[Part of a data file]
####

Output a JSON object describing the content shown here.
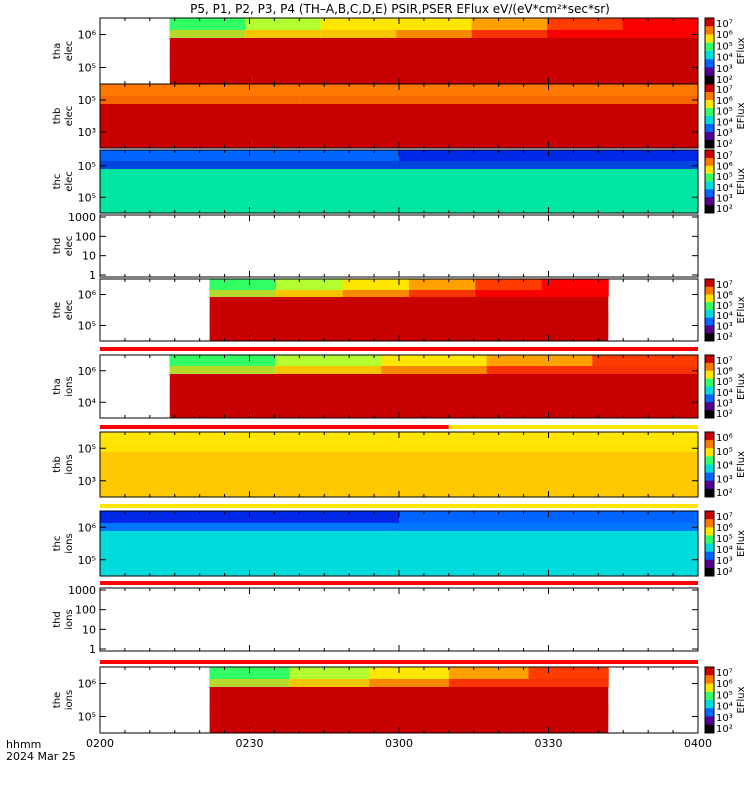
{
  "title": "P5, P1, P2, P3, P4 (TH–A,B,C,D,E) PSIR,PSER EFlux eV/(eV*cm²*sec*sr)",
  "x_axis": {
    "ticks": [
      "0200",
      "0230",
      "0300",
      "0330",
      "0400"
    ],
    "label_line1": "hhmm",
    "label_line2": "2024 Mar 25"
  },
  "colors": {
    "red": "#c80000",
    "bright_red": "#ff0000",
    "orange_red": "#ff3c00",
    "orange": "#ff7800",
    "light_orange": "#ffa000",
    "yellow_orange": "#ffc800",
    "yellow": "#ffe600",
    "yellow_green": "#b4ff32",
    "green": "#32ff64",
    "teal_green": "#00e6a0",
    "cyan": "#00dcdc",
    "blue_dark": "#0028e6",
    "blue_mid": "#0064ff",
    "purple": "#50008c",
    "black": "#000000",
    "white": "#ffffff"
  },
  "chart_data": {
    "type": "heatmap",
    "x_range": [
      "0200",
      "0400"
    ],
    "panels": [
      {
        "probe": "tha",
        "species": "elec",
        "ylabel_1": "tha",
        "ylabel_2": "elec",
        "y_ticks": [
          "10⁶",
          "10⁵"
        ],
        "data_start": "0214",
        "data_end": "0400",
        "has_colorbar": true,
        "colorbar_ticks": [
          "10⁷",
          "10⁶",
          "10⁵",
          "10⁴",
          "10³",
          "10²"
        ],
        "colorbar_label": "EFlux",
        "top_band_colors": [
          "green",
          "yellow_green",
          "yellow",
          "yellow",
          "light_orange",
          "orange_red",
          "bright_red"
        ],
        "bottom_color": "red"
      },
      {
        "probe": "thb",
        "species": "elec",
        "ylabel_1": "thb",
        "ylabel_2": "elec",
        "y_ticks": [
          "10⁵",
          "10³"
        ],
        "data_start": "0200",
        "data_end": "0400",
        "has_colorbar": true,
        "colorbar_ticks": [
          "10⁷",
          "10⁶",
          "10⁵",
          "10⁴",
          "10³",
          "10²"
        ],
        "colorbar_label": "EFlux",
        "top_band_colors": [
          "orange",
          "orange",
          "orange"
        ],
        "bottom_color": "red"
      },
      {
        "probe": "thc",
        "species": "elec",
        "ylabel_1": "thc",
        "ylabel_2": "elec",
        "y_ticks": [
          "10⁵",
          "10⁵"
        ],
        "data_start": "0200",
        "data_end": "0400",
        "has_colorbar": true,
        "colorbar_ticks": [
          "10⁷",
          "10⁶",
          "10⁵",
          "10⁴",
          "10³",
          "10²"
        ],
        "colorbar_label": "EFlux",
        "top_band_colors": [
          "blue_mid",
          "blue_dark"
        ],
        "bottom_color": "teal_green"
      },
      {
        "probe": "thd",
        "species": "elec",
        "ylabel_1": "thd",
        "ylabel_2": "elec",
        "y_ticks": [
          "1000",
          "100",
          "10",
          "1"
        ],
        "data_start": "",
        "data_end": "",
        "has_colorbar": false
      },
      {
        "probe": "the",
        "species": "elec",
        "ylabel_1": "the",
        "ylabel_2": "elec",
        "y_ticks": [
          "10⁶",
          "10⁵"
        ],
        "data_start": "0222",
        "data_end": "0342",
        "has_colorbar": true,
        "colorbar_ticks": [
          "10⁷",
          "10⁶",
          "10⁵",
          "10⁴",
          "10³",
          "10²"
        ],
        "colorbar_label": "EFlux",
        "top_band_colors": [
          "green",
          "yellow_green",
          "yellow",
          "light_orange",
          "orange_red",
          "bright_red"
        ],
        "bottom_color": "red"
      },
      {
        "probe": "tha",
        "species": "ions",
        "ylabel_1": "tha",
        "ylabel_2": "ions",
        "y_ticks": [
          "10⁶",
          "10⁴"
        ],
        "data_start": "0214",
        "data_end": "0400",
        "has_colorbar": true,
        "colorbar_ticks": [
          "10⁷",
          "10⁶",
          "10⁵",
          "10⁴",
          "10³",
          "10²"
        ],
        "colorbar_label": "EFlux",
        "top_band_colors": [
          "green",
          "yellow_green",
          "yellow",
          "light_orange",
          "orange_red"
        ],
        "bottom_color": "red"
      },
      {
        "probe": "thb",
        "species": "ions",
        "ylabel_1": "thb",
        "ylabel_2": "ions",
        "y_ticks": [
          "10⁵",
          "10³"
        ],
        "data_start": "0200",
        "data_end": "0400",
        "has_colorbar": true,
        "colorbar_ticks": [
          "10⁶",
          "10⁵",
          "10⁴",
          "10³",
          "10²"
        ],
        "colorbar_label": "EFlux",
        "top_band_colors": [
          "yellow",
          "yellow"
        ],
        "bottom_color": "yellow_orange"
      },
      {
        "probe": "thc",
        "species": "ions",
        "ylabel_1": "thc",
        "ylabel_2": "ions",
        "y_ticks": [
          "10⁶",
          "10⁵"
        ],
        "data_start": "0200",
        "data_end": "0400",
        "has_colorbar": true,
        "colorbar_ticks": [
          "10⁷",
          "10⁶",
          "10⁵",
          "10⁴",
          "10³",
          "10²"
        ],
        "colorbar_label": "EFlux",
        "top_band_colors": [
          "blue_dark",
          "blue_mid"
        ],
        "bottom_color": "cyan"
      },
      {
        "probe": "thd",
        "species": "ions",
        "ylabel_1": "thd",
        "ylabel_2": "ions",
        "y_ticks": [
          "1000",
          "100",
          "10",
          "1"
        ],
        "data_start": "",
        "data_end": "",
        "has_colorbar": false
      },
      {
        "probe": "the",
        "species": "ions",
        "ylabel_1": "the",
        "ylabel_2": "ions",
        "y_ticks": [
          "10⁶",
          "10⁵"
        ],
        "data_start": "0222",
        "data_end": "0342",
        "has_colorbar": true,
        "colorbar_ticks": [
          "10⁷",
          "10⁶",
          "10⁵",
          "10⁴",
          "10³",
          "10²"
        ],
        "colorbar_label": "EFlux",
        "top_band_colors": [
          "green",
          "yellow_green",
          "yellow",
          "light_orange",
          "orange_red"
        ],
        "bottom_color": "red"
      }
    ],
    "mode_bars": [
      {
        "after_panel": 4,
        "segments": [
          {
            "start": "0200",
            "end": "0400",
            "color": "bright_red"
          }
        ]
      },
      {
        "after_panel": 5,
        "segments": [
          {
            "start": "0200",
            "end": "0310",
            "color": "bright_red"
          },
          {
            "start": "0310",
            "end": "0400",
            "color": "yellow"
          }
        ]
      },
      {
        "after_panel": 6,
        "segments": [
          {
            "start": "0200",
            "end": "0400",
            "color": "yellow"
          }
        ]
      },
      {
        "after_panel": 7,
        "segments": [
          {
            "start": "0200",
            "end": "0400",
            "color": "bright_red"
          }
        ]
      },
      {
        "after_panel": 8,
        "segments": [
          {
            "start": "0200",
            "end": "0400",
            "color": "bright_red"
          }
        ]
      }
    ]
  }
}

####

EXERCISE:
Transcribe the material as is, with images omitted.

EXERCISE OUTPUT:
Output a JSON object describing the content shown here.
{
  "title": "P5, P1, P2, P3, P4 (TH–A,B,C,D,E) PSIR,PSER EFlux eV/(eV*cm²*sec*sr)",
  "x_axis": {
    "ticks": [
      "0200",
      "0230",
      "0300",
      "0330",
      "0400"
    ],
    "label_line1": "hhmm",
    "label_line2": "2024 Mar 25"
  },
  "colors": {
    "red": "#c80000",
    "bright_red": "#ff0000",
    "orange_red": "#ff3c00",
    "orange": "#ff7800",
    "light_orange": "#ffa000",
    "yellow_orange": "#ffc800",
    "yellow": "#ffe600",
    "yellow_green": "#b4ff32",
    "green": "#32ff64",
    "teal_green": "#00e6a0",
    "cyan": "#00dcdc",
    "blue_dark": "#0028e6",
    "blue_mid": "#0064ff",
    "purple": "#50008c",
    "black": "#000000",
    "white": "#ffffff"
  },
  "chart_data": {
    "type": "heatmap",
    "x_range": [
      "0200",
      "0400"
    ],
    "panels": [
      {
        "probe": "tha",
        "species": "elec",
        "ylabel_1": "tha",
        "ylabel_2": "elec",
        "y_ticks": [
          "10⁶",
          "10⁵"
        ],
        "data_start": "0214",
        "data_end": "0400",
        "has_colorbar": true,
        "colorbar_ticks": [
          "10⁷",
          "10⁶",
          "10⁵",
          "10⁴",
          "10³",
          "10²"
        ],
        "colorbar_label": "EFlux",
        "top_band_colors": [
          "green",
          "yellow_green",
          "yellow",
          "yellow",
          "light_orange",
          "orange_red",
          "bright_red"
        ],
        "bottom_color": "red"
      },
      {
        "probe": "thb",
        "species": "elec",
        "ylabel_1": "thb",
        "ylabel_2": "elec",
        "y_ticks": [
          "10⁵",
          "10³"
        ],
        "data_start": "0200",
        "data_end": "0400",
        "has_colorbar": true,
        "colorbar_ticks": [
          "10⁷",
          "10⁶",
          "10⁵",
          "10⁴",
          "10³",
          "10²"
        ],
        "colorbar_label": "EFlux",
        "top_band_colors": [
          "orange",
          "orange",
          "orange"
        ],
        "bottom_color": "red"
      },
      {
        "probe": "thc",
        "species": "elec",
        "ylabel_1": "thc",
        "ylabel_2": "elec",
        "y_ticks": [
          "10⁵",
          "10⁵"
        ],
        "data_start": "0200",
        "data_end": "0400",
        "has_colorbar": true,
        "colorbar_ticks": [
          "10⁷",
          "10⁶",
          "10⁵",
          "10⁴",
          "10³",
          "10²"
        ],
        "colorbar_label": "EFlux",
        "top_band_colors": [
          "blue_mid",
          "blue_dark"
        ],
        "bottom_color": "teal_green"
      },
      {
        "probe": "thd",
        "species": "elec",
        "ylabel_1": "thd",
        "ylabel_2": "elec",
        "y_ticks": [
          "1000",
          "100",
          "10",
          "1"
        ],
        "data_start": "",
        "data_end": "",
        "has_colorbar": false
      },
      {
        "probe": "the",
        "species": "elec",
        "ylabel_1": "the",
        "ylabel_2": "elec",
        "y_ticks": [
          "10⁶",
          "10⁵"
        ],
        "data_start": "0222",
        "data_end": "0342",
        "has_colorbar": true,
        "colorbar_ticks": [
          "10⁷",
          "10⁶",
          "10⁵",
          "10⁴",
          "10³",
          "10²"
        ],
        "colorbar_label": "EFlux",
        "top_band_colors": [
          "green",
          "yellow_green",
          "yellow",
          "light_orange",
          "orange_red",
          "bright_red"
        ],
        "bottom_color": "red"
      },
      {
        "probe": "tha",
        "species": "ions",
        "ylabel_1": "tha",
        "ylabel_2": "ions",
        "y_ticks": [
          "10⁶",
          "10⁴"
        ],
        "data_start": "0214",
        "data_end": "0400",
        "has_colorbar": true,
        "colorbar_ticks": [
          "10⁷",
          "10⁶",
          "10⁵",
          "10⁴",
          "10³",
          "10²"
        ],
        "colorbar_label": "EFlux",
        "top_band_colors": [
          "green",
          "yellow_green",
          "yellow",
          "light_orange",
          "orange_red"
        ],
        "bottom_color": "red"
      },
      {
        "probe": "thb",
        "species": "ions",
        "ylabel_1": "thb",
        "ylabel_2": "ions",
        "y_ticks": [
          "10⁵",
          "10³"
        ],
        "data_start": "0200",
        "data_end": "0400",
        "has_colorbar": true,
        "colorbar_ticks": [
          "10⁶",
          "10⁵",
          "10⁴",
          "10³",
          "10²"
        ],
        "colorbar_label": "EFlux",
        "top_band_colors": [
          "yellow",
          "yellow"
        ],
        "bottom_color": "yellow_orange"
      },
      {
        "probe": "thc",
        "species": "ions",
        "ylabel_1": "thc",
        "ylabel_2": "ions",
        "y_ticks": [
          "10⁶",
          "10⁵"
        ],
        "data_start": "0200",
        "data_end": "0400",
        "has_colorbar": true,
        "colorbar_ticks": [
          "10⁷",
          "10⁶",
          "10⁵",
          "10⁴",
          "10³",
          "10²"
        ],
        "colorbar_label": "EFlux",
        "top_band_colors": [
          "blue_dark",
          "blue_mid"
        ],
        "bottom_color": "cyan"
      },
      {
        "probe": "thd",
        "species": "ions",
        "ylabel_1": "thd",
        "ylabel_2": "ions",
        "y_ticks": [
          "1000",
          "100",
          "10",
          "1"
        ],
        "data_start": "",
        "data_end": "",
        "has_colorbar": false
      },
      {
        "probe": "the",
        "species": "ions",
        "ylabel_1": "the",
        "ylabel_2": "ions",
        "y_ticks": [
          "10⁶",
          "10⁵"
        ],
        "data_start": "0222",
        "data_end": "0342",
        "has_colorbar": true,
        "colorbar_ticks": [
          "10⁷",
          "10⁶",
          "10⁵",
          "10⁴",
          "10³",
          "10²"
        ],
        "colorbar_label": "EFlux",
        "top_band_colors": [
          "green",
          "yellow_green",
          "yellow",
          "light_orange",
          "orange_red"
        ],
        "bottom_color": "red"
      }
    ],
    "mode_bars": [
      {
        "after_panel": 4,
        "segments": [
          {
            "start": "0200",
            "end": "0400",
            "color": "bright_red"
          }
        ]
      },
      {
        "after_panel": 5,
        "segments": [
          {
            "start": "0200",
            "end": "0310",
            "color": "bright_red"
          },
          {
            "start": "0310",
            "end": "0400",
            "color": "yellow"
          }
        ]
      },
      {
        "after_panel": 6,
        "segments": [
          {
            "start": "0200",
            "end": "0400",
            "color": "yellow"
          }
        ]
      },
      {
        "after_panel": 7,
        "segments": [
          {
            "start": "0200",
            "end": "0400",
            "color": "bright_red"
          }
        ]
      },
      {
        "after_panel": 8,
        "segments": [
          {
            "start": "0200",
            "end": "0400",
            "color": "bright_red"
          }
        ]
      }
    ]
  }
}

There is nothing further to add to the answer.